* **SUPPLIED MATERIAL**
Start
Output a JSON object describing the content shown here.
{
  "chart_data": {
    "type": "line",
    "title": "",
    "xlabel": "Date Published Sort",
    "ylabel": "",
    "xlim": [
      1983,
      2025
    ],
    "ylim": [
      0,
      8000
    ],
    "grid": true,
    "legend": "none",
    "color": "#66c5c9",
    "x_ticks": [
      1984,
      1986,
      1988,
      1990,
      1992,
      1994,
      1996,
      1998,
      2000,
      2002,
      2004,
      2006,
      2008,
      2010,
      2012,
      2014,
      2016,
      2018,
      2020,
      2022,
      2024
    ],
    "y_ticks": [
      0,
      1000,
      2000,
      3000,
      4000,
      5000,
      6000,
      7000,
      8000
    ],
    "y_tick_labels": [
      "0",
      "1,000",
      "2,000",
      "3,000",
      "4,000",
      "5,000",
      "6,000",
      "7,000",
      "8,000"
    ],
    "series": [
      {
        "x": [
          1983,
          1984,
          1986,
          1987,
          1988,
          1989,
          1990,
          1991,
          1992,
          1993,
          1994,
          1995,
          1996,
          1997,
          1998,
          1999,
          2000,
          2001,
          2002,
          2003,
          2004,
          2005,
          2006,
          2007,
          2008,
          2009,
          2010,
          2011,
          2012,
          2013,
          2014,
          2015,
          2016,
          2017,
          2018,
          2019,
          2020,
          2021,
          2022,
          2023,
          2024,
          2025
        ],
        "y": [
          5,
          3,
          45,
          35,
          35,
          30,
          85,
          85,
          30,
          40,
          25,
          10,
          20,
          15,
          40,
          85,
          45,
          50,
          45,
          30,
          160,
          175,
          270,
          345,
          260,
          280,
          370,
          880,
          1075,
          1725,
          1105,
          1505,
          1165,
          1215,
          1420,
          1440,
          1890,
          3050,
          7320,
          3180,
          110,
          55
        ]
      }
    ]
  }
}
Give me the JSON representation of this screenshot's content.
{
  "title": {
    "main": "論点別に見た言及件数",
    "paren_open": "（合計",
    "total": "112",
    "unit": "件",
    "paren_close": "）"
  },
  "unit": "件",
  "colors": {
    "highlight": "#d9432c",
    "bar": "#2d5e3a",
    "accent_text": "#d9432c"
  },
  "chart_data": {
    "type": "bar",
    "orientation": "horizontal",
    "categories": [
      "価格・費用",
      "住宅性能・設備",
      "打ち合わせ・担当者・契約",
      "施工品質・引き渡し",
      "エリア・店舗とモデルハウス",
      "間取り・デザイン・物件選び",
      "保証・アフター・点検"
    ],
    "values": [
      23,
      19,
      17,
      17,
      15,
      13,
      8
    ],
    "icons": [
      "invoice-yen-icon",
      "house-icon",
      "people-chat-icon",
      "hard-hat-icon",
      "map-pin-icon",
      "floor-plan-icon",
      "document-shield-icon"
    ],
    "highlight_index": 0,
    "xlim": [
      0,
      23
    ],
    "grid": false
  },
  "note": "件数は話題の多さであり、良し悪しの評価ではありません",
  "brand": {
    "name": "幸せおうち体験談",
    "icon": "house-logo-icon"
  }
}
End
* **WHAT TO PRODUCE**
Extract all of the data shown above and repeat it verbatim.

* **WRITTEN ANSWER**
Output a JSON object describing the content shown here.
{
  "chart_data": {
    "type": "line",
    "title": "",
    "xlabel": "Date Published Sort",
    "ylabel": "",
    "xlim": [
      1983,
      2025
    ],
    "ylim": [
      0,
      8000
    ],
    "grid": true,
    "legend": "none",
    "color": "#66c5c9",
    "x_ticks": [
      1984,
      1986,
      1988,
      1990,
      1992,
      1994,
      1996,
      1998,
      2000,
      2002,
      2004,
      2006,
      2008,
      2010,
      2012,
      2014,
      2016,
      2018,
      2020,
      2022,
      2024
    ],
    "y_ticks": [
      0,
      1000,
      2000,
      3000,
      4000,
      5000,
      6000,
      7000,
      8000
    ],
    "y_tick_labels": [
      "0",
      "1,000",
      "2,000",
      "3,000",
      "4,000",
      "5,000",
      "6,000",
      "7,000",
      "8,000"
    ],
    "series": [
      {
        "x": [
          1983,
          1984,
          1986,
          1987,
          1988,
          1989,
          1990,
          1991,
          1992,
          1993,
          1994,
          1995,
          1996,
          1997,
          1998,
          1999,
          2000,
          2001,
          2002,
          2003,
          2004,
          2005,
          2006,
          2007,
          2008,
          2009,
          2010,
          2011,
          2012,
          2013,
          2014,
          2015,
          2016,
          2017,
          2018,
          2019,
          2020,
          2021,
          2022,
          2023,
          2024,
          2025
        ],
        "y": [
          5,
          3,
          45,
          35,
          35,
          30,
          85,
          85,
          30,
          40,
          25,
          10,
          20,
          15,
          40,
          85,
          45,
          50,
          45,
          30,
          160,
          175,
          270,
          345,
          260,
          280,
          370,
          880,
          1075,
          1725,
          1105,
          1505,
          1165,
          1215,
          1420,
          1440,
          1890,
          3050,
          7320,
          3180,
          110,
          55
        ]
      }
    ]
  }
}
Give me the JSON representation of this screenshot's content.
{
  "title": {
    "main": "論点別に見た言及件数",
    "paren_open": "（合計",
    "total": "112",
    "unit": "件",
    "paren_close": "）"
  },
  "unit": "件",
  "colors": {
    "highlight": "#d9432c",
    "bar": "#2d5e3a",
    "accent_text": "#d9432c"
  },
  "chart_data": {
    "type": "bar",
    "orientation": "horizontal",
    "categories": [
      "価格・費用",
      "住宅性能・設備",
      "打ち合わせ・担当者・契約",
      "施工品質・引き渡し",
      "エリア・店舗とモデルハウス",
      "間取り・デザイン・物件選び",
      "保証・アフター・点検"
    ],
    "values": [
      23,
      19,
      17,
      17,
      15,
      13,
      8
    ],
    "icons": [
      "invoice-yen-icon",
      "house-icon",
      "people-chat-icon",
      "hard-hat-icon",
      "map-pin-icon",
      "floor-plan-icon",
      "document-shield-icon"
    ],
    "highlight_index": 0,
    "xlim": [
      0,
      23
    ],
    "grid": false
  },
  "note": "件数は話題の多さであり、良し悪しの評価ではありません",
  "brand": {
    "name": "幸せおうち体験談",
    "icon": "house-logo-icon"
  }
}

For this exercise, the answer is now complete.